WORK TO BE COMPLETED: Filter the records below, keeping only lines with the string "Zahlung".

TASK INPUTS:
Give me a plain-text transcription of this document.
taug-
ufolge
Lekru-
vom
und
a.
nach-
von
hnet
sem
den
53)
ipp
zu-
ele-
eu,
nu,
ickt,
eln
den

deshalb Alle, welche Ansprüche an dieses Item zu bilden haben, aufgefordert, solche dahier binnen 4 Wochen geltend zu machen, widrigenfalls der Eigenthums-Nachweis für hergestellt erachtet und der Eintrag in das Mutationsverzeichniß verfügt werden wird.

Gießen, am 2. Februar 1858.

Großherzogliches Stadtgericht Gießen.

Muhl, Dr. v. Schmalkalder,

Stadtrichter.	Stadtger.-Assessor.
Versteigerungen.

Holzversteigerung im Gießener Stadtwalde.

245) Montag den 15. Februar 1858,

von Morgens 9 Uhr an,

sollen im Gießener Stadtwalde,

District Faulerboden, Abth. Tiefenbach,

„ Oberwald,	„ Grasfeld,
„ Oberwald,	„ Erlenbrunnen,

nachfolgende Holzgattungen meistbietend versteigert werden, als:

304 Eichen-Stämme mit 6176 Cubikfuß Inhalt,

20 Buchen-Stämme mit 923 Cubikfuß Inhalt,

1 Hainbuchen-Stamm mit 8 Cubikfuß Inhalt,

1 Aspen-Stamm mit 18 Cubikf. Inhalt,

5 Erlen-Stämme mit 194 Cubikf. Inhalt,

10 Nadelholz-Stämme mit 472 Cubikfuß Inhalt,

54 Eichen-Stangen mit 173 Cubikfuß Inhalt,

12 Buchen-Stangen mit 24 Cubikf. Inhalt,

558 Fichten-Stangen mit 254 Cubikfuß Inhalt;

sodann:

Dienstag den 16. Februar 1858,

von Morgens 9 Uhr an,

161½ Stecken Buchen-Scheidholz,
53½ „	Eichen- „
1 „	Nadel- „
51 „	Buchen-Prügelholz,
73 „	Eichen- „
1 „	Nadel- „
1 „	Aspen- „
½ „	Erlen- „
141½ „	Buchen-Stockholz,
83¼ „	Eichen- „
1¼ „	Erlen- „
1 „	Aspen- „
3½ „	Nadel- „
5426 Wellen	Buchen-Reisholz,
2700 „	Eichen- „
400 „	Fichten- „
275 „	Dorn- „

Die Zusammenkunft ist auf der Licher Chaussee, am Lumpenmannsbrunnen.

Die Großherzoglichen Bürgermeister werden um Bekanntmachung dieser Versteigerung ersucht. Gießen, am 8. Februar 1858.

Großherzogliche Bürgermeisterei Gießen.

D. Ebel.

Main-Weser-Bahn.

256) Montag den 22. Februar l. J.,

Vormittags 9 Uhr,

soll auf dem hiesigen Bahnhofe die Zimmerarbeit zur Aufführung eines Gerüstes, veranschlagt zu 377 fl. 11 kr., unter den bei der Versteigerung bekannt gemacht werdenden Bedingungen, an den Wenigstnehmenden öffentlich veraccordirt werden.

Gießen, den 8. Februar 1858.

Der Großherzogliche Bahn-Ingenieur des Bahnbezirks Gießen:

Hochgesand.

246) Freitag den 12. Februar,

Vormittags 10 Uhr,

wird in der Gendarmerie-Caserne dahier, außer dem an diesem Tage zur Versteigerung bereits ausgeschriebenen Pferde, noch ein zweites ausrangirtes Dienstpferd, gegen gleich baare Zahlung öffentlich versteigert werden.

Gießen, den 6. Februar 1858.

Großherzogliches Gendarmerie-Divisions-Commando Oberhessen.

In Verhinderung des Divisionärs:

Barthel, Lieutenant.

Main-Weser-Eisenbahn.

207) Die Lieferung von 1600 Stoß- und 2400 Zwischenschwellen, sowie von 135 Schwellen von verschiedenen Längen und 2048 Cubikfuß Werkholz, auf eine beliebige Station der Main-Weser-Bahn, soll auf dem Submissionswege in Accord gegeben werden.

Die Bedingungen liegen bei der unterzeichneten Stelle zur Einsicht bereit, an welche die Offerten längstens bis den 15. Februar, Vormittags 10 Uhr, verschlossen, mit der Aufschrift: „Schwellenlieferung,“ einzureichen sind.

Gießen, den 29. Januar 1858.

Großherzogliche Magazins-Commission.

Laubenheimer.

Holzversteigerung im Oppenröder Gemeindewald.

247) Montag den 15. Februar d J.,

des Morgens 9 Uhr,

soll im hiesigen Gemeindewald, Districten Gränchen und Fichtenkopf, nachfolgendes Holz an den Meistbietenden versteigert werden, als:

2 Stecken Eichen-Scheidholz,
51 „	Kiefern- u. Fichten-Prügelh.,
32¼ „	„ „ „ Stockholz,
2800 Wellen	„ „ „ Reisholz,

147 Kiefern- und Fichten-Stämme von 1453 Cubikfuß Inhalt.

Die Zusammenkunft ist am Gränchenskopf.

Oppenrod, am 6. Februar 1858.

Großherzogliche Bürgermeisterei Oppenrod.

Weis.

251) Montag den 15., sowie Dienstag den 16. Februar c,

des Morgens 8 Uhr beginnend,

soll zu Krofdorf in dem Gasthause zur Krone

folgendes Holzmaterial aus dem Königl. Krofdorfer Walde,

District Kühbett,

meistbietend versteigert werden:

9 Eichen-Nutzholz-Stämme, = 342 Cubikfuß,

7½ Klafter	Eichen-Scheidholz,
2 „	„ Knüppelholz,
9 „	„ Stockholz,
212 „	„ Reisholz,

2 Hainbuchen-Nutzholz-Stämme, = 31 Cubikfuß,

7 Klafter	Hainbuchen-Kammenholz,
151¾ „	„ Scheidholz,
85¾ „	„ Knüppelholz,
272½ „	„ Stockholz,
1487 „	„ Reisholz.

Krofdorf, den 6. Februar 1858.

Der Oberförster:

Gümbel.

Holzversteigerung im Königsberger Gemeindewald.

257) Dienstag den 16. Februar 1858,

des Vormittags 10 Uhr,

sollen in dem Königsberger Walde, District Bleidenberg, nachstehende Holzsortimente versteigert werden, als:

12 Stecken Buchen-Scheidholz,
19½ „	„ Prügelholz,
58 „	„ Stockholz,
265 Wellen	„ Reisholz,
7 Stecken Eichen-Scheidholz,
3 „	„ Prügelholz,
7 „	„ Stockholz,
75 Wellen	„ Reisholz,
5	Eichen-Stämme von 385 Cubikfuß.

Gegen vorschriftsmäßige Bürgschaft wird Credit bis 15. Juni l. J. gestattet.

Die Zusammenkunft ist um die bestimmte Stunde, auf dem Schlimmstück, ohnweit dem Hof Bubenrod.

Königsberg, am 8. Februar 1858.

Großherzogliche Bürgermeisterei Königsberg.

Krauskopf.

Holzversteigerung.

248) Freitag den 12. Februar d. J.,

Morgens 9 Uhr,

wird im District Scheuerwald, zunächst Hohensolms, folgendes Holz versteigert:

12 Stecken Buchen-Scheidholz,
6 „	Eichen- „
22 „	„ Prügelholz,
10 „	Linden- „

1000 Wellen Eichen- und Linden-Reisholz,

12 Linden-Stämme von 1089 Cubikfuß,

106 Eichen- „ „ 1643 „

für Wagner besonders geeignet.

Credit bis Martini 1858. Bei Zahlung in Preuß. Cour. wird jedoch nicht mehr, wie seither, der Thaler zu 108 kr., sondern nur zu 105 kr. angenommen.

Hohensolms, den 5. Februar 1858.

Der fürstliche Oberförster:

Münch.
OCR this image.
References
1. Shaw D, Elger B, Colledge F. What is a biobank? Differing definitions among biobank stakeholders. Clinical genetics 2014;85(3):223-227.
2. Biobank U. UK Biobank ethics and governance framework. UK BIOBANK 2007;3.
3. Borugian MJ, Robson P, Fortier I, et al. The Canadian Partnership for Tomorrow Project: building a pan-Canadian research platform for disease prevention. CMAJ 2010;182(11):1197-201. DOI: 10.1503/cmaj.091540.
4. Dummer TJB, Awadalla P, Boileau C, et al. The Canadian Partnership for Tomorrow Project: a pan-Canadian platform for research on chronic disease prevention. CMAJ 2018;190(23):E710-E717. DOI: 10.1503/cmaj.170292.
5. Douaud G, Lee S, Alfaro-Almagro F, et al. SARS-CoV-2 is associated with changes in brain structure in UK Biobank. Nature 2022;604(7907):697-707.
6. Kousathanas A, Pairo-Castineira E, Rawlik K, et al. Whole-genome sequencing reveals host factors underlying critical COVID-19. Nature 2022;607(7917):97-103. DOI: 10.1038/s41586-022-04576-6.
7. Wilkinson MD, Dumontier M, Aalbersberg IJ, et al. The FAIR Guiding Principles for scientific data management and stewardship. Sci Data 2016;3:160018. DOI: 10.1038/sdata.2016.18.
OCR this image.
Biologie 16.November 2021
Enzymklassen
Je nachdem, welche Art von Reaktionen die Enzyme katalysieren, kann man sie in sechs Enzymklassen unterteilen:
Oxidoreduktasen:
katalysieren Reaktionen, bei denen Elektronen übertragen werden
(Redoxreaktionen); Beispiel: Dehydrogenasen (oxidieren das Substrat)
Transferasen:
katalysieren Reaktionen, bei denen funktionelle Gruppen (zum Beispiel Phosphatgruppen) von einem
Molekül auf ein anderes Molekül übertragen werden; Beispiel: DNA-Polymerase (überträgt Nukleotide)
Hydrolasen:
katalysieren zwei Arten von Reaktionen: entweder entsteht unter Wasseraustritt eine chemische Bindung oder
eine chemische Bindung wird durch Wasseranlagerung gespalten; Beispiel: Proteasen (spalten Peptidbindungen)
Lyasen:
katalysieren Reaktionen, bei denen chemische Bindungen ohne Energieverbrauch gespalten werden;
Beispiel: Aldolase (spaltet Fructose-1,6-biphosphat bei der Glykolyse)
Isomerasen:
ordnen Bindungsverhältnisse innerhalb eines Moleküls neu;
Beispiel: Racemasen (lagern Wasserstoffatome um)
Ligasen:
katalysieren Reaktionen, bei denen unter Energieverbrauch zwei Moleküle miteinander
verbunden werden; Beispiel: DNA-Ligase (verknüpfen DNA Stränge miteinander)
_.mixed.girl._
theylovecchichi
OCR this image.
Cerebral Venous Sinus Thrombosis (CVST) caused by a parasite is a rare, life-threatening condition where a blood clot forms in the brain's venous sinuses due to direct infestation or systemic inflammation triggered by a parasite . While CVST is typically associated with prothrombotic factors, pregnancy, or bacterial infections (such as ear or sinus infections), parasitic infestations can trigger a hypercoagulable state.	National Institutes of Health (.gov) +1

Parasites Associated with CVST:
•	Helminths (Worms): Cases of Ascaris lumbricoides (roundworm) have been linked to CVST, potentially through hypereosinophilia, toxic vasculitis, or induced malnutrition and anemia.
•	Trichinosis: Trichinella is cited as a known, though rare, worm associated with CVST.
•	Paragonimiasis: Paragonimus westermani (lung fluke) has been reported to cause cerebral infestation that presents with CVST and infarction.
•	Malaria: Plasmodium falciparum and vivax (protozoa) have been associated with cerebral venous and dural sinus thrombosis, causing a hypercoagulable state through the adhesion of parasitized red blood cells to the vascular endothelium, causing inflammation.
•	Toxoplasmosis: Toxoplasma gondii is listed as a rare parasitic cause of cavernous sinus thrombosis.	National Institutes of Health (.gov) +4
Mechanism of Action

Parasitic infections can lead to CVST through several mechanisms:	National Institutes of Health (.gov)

SOLVED PROBLEM:
wird in der Gendarmerie-Caserne dahier, außer dem an diesem Tage zur Versteigerung bereits ausgeschriebenen Pferde, noch ein zweites ausrangirtes Dienstpferd, gegen gleich baare Zahlung öffentlich versteigert werden.
Credit bis Martini 1858. Bei Zahlung in Preuß. Cour. wird jedoch nicht mehr, wie seither, der Thaler zu 108 kr., sondern nur zu 105 kr. angenommen.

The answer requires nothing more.